→ **Requirements**
Exactly reproduce all the records, keeping pictures out of the copy.

[Collected data]
__________

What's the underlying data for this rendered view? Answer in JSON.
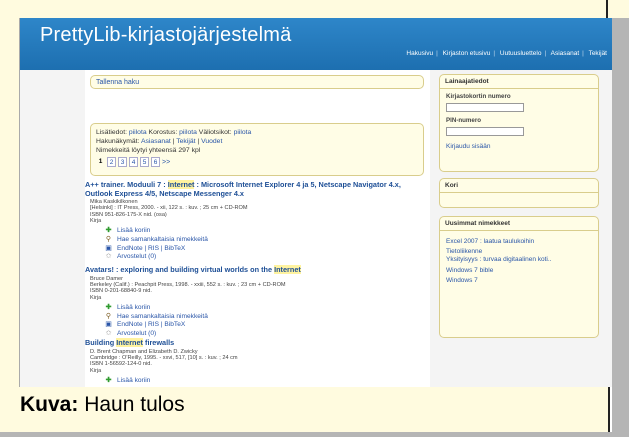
{
  "app": {
    "title": "PrettyLib-kirjastojärjestelmä"
  },
  "topnav": {
    "items": [
      "Hakusivu",
      "Kirjaston etusivu",
      "Uutuusluettelo",
      "Asiasanat",
      "Tekijät"
    ]
  },
  "search": {
    "save_label": "Tallenna haku",
    "options_prefix_1": "Lisätiedot:",
    "options_value_1": "piilota",
    "options_prefix_2": "Korostus:",
    "options_value_2": "piilota",
    "options_prefix_3": "Väliotsikot:",
    "options_value_3": "piilota",
    "search_type_prefix": "Hakunäkymät:",
    "search_types": [
      "Asiasanat",
      "Tekijät",
      "Vuodet"
    ],
    "results_text": "Nimekkeitä löytyi yhteensä 297 kpl",
    "current_page": "1",
    "pages": [
      "2",
      "3",
      "4",
      "5",
      "6"
    ],
    "next_label": ">>"
  },
  "results": [
    {
      "title_pre": "A++ trainer. Moduuli 7 : ",
      "title_hl": "Internet",
      "title_post": " : Microsoft Internet Explorer 4 ja 5, Netscape Navigator 4.x, Outlook Express 4/5, Netscape Messenger 4.x",
      "author": "Mika Kaskikilkonen",
      "pub": "[Helsinki] : IT Press, 2000. - xii, 122 s. : kuv. ; 25 cm + CD-ROM",
      "isbn": "ISBN 951-826-175-X nid. (osa)",
      "type": "Kirja"
    },
    {
      "title_pre": "Avatars! : exploring and building virtual worlds on the ",
      "title_hl": "Internet",
      "title_post": "",
      "author": "Bruce Damer",
      "pub": "Berkeley (Calif.) : Peachpit Press, 1998. - xxiii, 552 s. : kuv. ; 23 cm + CD-ROM",
      "isbn": "ISBN 0-201-68840-9 nid.",
      "type": "Kirja"
    },
    {
      "title_pre": "Building ",
      "title_hl": "Internet",
      "title_post": " firewalls",
      "author": "D. Brent Chapman and Elizabeth D. Zwicky",
      "pub": "Cambridge : O'Reilly, 1995. - xxvi, 517, [10] s. : kuv. ; 24 cm",
      "isbn": "ISBN 1-56592-124-0 nid.",
      "type": "Kirja"
    }
  ],
  "actions": {
    "add_cart": "Lisää koriin",
    "similar": "Hae samankaltaisia nimekkeitä",
    "export": "EndNote | RIS | BibTeX",
    "reviews": "Arvostelut (0)"
  },
  "sidebar": {
    "loan_title": "Lainaajatiedot",
    "card_label": "Kirjastokortin numero",
    "pin_label": "PIN-numero",
    "login_label": "Kirjaudu sisään",
    "cart_title": "Kori",
    "newest_title": "Uusimmat nimekkeet",
    "newest_items": [
      "Excel 2007 : laatua taulukoihin",
      "Tietoliikenne",
      "Yksityisyys : turvaa digitaalinen koti..",
      "Windows 7 bible",
      "Windows 7"
    ]
  },
  "caption": {
    "label": "Kuva:",
    "text": " Haun tulos"
  }
}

__________

→ **Response**
What's the underlying data for this rendered view? Answer in JSON.
{
  "app": {
    "title": "PrettyLib-kirjastojärjestelmä"
  },
  "topnav": {
    "items": [
      "Hakusivu",
      "Kirjaston etusivu",
      "Uutuusluettelo",
      "Asiasanat",
      "Tekijät"
    ]
  },
  "search": {
    "save_label": "Tallenna haku",
    "options_prefix_1": "Lisätiedot:",
    "options_value_1": "piilota",
    "options_prefix_2": "Korostus:",
    "options_value_2": "piilota",
    "options_prefix_3": "Väliotsikot:",
    "options_value_3": "piilota",
    "search_type_prefix": "Hakunäkymät:",
    "search_types": [
      "Asiasanat",
      "Tekijät",
      "Vuodet"
    ],
    "results_text": "Nimekkeitä löytyi yhteensä 297 kpl",
    "current_page": "1",
    "pages": [
      "2",
      "3",
      "4",
      "5",
      "6"
    ],
    "next_label": ">>"
  },
  "results": [
    {
      "title_pre": "A++ trainer. Moduuli 7 : ",
      "title_hl": "Internet",
      "title_post": " : Microsoft Internet Explorer 4 ja 5, Netscape Navigator 4.x, Outlook Express 4/5, Netscape Messenger 4.x",
      "author": "Mika Kaskikilkonen",
      "pub": "[Helsinki] : IT Press, 2000. - xii, 122 s. : kuv. ; 25 cm + CD-ROM",
      "isbn": "ISBN 951-826-175-X nid. (osa)",
      "type": "Kirja"
    },
    {
      "title_pre": "Avatars! : exploring and building virtual worlds on the ",
      "title_hl": "Internet",
      "title_post": "",
      "author": "Bruce Damer",
      "pub": "Berkeley (Calif.) : Peachpit Press, 1998. - xxiii, 552 s. : kuv. ; 23 cm + CD-ROM",
      "isbn": "ISBN 0-201-68840-9 nid.",
      "type": "Kirja"
    },
    {
      "title_pre": "Building ",
      "title_hl": "Internet",
      "title_post": " firewalls",
      "author": "D. Brent Chapman and Elizabeth D. Zwicky",
      "pub": "Cambridge : O'Reilly, 1995. - xxvi, 517, [10] s. : kuv. ; 24 cm",
      "isbn": "ISBN 1-56592-124-0 nid.",
      "type": "Kirja"
    }
  ],
  "actions": {
    "add_cart": "Lisää koriin",
    "similar": "Hae samankaltaisia nimekkeitä",
    "export": "EndNote | RIS | BibTeX",
    "reviews": "Arvostelut (0)"
  },
  "sidebar": {
    "loan_title": "Lainaajatiedot",
    "card_label": "Kirjastokortin numero",
    "pin_label": "PIN-numero",
    "login_label": "Kirjaudu sisään",
    "cart_title": "Kori",
    "newest_title": "Uusimmat nimekkeet",
    "newest_items": [
      "Excel 2007 : laatua taulukoihin",
      "Tietoliikenne",
      "Yksityisyys : turvaa digitaalinen koti..",
      "Windows 7 bible",
      "Windows 7"
    ]
  },
  "caption": {
    "label": "Kuva:",
    "text": " Haun tulos"
  }
}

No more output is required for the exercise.